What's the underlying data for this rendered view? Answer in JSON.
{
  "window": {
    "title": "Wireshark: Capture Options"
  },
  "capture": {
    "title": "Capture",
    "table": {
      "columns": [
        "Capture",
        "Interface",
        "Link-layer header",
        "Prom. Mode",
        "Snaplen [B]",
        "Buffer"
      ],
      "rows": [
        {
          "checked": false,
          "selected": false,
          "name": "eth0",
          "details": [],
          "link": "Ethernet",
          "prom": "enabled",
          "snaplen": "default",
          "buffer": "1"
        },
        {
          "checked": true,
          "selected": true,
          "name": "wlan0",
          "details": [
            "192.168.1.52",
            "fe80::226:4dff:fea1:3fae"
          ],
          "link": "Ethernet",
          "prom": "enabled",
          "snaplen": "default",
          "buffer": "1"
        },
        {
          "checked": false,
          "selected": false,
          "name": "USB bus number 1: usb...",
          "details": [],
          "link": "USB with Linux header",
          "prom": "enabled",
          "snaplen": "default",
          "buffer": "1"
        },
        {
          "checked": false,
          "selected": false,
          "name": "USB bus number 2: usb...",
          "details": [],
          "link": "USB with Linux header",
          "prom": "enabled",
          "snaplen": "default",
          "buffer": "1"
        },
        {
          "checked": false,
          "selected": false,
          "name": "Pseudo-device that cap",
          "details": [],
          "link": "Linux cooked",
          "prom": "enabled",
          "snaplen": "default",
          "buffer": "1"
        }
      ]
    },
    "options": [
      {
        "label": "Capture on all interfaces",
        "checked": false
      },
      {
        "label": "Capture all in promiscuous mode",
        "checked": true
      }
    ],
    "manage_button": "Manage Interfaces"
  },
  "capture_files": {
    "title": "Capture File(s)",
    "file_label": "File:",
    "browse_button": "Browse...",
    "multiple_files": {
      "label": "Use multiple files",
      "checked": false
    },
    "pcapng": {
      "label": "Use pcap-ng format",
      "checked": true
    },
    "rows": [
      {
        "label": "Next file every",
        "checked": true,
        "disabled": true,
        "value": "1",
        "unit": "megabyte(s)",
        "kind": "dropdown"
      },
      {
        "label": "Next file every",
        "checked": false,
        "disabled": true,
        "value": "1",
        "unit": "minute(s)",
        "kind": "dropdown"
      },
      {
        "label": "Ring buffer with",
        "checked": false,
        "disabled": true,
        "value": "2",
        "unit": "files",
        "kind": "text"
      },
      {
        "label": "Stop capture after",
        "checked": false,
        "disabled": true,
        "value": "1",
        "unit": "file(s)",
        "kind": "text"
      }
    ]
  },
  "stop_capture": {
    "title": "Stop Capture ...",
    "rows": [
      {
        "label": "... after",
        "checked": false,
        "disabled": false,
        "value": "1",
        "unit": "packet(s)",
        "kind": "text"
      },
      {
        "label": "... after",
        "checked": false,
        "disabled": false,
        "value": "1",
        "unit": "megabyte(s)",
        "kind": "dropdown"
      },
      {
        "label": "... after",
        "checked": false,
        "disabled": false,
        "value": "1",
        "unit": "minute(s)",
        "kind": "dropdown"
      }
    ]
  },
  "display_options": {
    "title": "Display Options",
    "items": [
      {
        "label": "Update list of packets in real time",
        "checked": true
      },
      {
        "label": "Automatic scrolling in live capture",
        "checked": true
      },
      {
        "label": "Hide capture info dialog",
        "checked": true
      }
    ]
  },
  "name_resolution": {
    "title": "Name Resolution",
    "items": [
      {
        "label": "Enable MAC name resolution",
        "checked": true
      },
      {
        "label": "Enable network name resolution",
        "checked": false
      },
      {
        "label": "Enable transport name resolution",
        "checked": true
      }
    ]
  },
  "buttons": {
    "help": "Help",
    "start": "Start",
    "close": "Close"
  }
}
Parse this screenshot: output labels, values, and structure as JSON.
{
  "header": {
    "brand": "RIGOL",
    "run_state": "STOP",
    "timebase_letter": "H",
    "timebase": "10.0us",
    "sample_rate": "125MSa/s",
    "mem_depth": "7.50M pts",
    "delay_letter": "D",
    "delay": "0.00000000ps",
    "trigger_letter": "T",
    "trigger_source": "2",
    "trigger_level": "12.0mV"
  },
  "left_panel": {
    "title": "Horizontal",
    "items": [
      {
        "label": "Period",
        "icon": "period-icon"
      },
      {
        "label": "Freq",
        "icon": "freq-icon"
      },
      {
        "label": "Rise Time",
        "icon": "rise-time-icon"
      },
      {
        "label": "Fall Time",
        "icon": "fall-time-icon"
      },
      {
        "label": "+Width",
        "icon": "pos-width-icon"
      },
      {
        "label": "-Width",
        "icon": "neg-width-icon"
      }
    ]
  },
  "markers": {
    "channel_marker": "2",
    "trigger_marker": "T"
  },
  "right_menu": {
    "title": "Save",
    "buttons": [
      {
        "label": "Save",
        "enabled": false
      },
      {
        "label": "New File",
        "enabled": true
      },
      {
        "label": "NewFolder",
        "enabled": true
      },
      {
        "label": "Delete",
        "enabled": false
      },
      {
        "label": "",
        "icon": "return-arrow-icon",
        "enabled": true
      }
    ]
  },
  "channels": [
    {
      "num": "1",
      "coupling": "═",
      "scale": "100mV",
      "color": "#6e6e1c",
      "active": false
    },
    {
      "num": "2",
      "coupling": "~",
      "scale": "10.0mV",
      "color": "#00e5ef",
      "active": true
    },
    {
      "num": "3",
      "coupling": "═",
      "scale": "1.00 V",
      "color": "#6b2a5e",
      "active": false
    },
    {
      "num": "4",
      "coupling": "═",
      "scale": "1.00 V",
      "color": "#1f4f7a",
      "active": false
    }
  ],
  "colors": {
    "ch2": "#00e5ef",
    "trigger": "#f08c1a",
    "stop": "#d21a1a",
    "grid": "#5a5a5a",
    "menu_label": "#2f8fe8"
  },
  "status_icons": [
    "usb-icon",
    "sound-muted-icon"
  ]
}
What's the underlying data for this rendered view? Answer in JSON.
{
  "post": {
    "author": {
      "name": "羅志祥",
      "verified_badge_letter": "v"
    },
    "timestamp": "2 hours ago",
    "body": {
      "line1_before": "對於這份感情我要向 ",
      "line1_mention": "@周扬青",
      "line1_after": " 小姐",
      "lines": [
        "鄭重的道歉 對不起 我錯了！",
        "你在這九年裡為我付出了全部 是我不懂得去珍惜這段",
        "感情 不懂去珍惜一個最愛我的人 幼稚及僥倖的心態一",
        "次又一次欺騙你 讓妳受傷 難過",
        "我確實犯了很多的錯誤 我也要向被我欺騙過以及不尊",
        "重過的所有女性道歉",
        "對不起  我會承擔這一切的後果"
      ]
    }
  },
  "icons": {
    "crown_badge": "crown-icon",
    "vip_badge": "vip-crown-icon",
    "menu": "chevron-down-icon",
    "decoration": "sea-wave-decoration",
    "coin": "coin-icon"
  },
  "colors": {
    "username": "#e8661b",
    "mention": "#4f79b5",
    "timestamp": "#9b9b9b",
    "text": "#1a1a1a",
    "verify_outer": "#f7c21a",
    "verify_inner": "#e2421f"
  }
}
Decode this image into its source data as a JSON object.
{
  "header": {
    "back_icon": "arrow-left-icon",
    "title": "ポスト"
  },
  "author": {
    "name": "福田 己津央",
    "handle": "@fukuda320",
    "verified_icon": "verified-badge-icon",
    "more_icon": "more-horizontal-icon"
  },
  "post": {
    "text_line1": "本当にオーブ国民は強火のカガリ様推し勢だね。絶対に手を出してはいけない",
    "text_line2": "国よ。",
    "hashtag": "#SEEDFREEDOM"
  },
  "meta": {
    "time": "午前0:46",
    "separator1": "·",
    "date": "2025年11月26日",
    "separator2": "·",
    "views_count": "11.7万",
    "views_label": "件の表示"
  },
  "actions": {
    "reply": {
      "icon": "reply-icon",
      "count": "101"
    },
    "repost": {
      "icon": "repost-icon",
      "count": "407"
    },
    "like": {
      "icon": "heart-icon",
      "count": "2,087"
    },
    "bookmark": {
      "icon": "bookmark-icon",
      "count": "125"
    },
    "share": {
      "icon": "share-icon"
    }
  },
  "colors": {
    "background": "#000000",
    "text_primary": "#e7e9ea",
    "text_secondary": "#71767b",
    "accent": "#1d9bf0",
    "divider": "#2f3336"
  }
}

— THE REQUEST —
Examine the listing and say how many of its lines contain the string "unit". Give the number alone.

— ANSWER TO THIS PROBLEM —
7